Figure record listings:
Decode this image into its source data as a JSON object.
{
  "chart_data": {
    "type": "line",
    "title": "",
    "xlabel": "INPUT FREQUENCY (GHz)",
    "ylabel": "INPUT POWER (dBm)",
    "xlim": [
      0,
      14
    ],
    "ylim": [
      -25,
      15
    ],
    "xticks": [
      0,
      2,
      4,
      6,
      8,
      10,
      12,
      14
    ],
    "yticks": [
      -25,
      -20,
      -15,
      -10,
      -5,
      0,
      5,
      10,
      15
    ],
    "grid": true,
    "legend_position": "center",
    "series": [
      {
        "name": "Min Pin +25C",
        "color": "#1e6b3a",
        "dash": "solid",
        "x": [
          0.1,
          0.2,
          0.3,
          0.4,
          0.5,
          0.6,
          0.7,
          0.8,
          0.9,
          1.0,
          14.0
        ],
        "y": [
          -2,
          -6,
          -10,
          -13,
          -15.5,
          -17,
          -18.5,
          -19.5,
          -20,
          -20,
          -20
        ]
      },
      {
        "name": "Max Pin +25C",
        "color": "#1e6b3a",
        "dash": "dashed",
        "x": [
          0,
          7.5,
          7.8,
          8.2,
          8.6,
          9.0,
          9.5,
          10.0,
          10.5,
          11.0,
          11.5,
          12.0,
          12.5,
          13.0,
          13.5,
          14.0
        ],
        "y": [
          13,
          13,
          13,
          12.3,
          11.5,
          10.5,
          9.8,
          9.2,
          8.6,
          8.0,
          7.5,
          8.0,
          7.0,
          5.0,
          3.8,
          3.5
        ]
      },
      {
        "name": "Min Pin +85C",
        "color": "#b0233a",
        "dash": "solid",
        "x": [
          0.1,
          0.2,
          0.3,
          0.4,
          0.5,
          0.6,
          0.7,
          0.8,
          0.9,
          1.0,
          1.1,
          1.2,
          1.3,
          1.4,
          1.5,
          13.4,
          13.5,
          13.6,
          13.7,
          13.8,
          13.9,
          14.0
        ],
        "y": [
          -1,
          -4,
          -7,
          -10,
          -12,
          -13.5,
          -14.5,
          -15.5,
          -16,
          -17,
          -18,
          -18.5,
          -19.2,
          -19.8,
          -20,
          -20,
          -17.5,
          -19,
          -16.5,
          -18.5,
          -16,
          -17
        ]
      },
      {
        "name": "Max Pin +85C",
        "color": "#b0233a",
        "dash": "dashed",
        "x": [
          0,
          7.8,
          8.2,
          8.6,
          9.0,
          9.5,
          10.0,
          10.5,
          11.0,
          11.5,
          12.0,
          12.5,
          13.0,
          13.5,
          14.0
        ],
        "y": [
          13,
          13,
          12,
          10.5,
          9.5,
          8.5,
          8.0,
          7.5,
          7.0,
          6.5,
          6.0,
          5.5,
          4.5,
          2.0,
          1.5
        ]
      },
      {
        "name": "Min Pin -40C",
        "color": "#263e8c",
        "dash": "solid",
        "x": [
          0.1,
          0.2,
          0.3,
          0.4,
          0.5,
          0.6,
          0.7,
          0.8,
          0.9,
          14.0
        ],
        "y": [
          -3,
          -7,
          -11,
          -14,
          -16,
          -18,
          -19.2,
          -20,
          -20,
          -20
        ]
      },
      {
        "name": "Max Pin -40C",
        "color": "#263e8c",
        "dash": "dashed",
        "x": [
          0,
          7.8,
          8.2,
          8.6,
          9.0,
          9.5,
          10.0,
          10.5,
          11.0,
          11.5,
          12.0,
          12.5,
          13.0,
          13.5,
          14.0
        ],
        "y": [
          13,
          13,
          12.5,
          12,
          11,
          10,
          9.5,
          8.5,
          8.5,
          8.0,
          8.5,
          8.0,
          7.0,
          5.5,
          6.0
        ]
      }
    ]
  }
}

**Given request:** Go through the material above and count the lines that contain "name"; give that number alone.

**Task result:** 6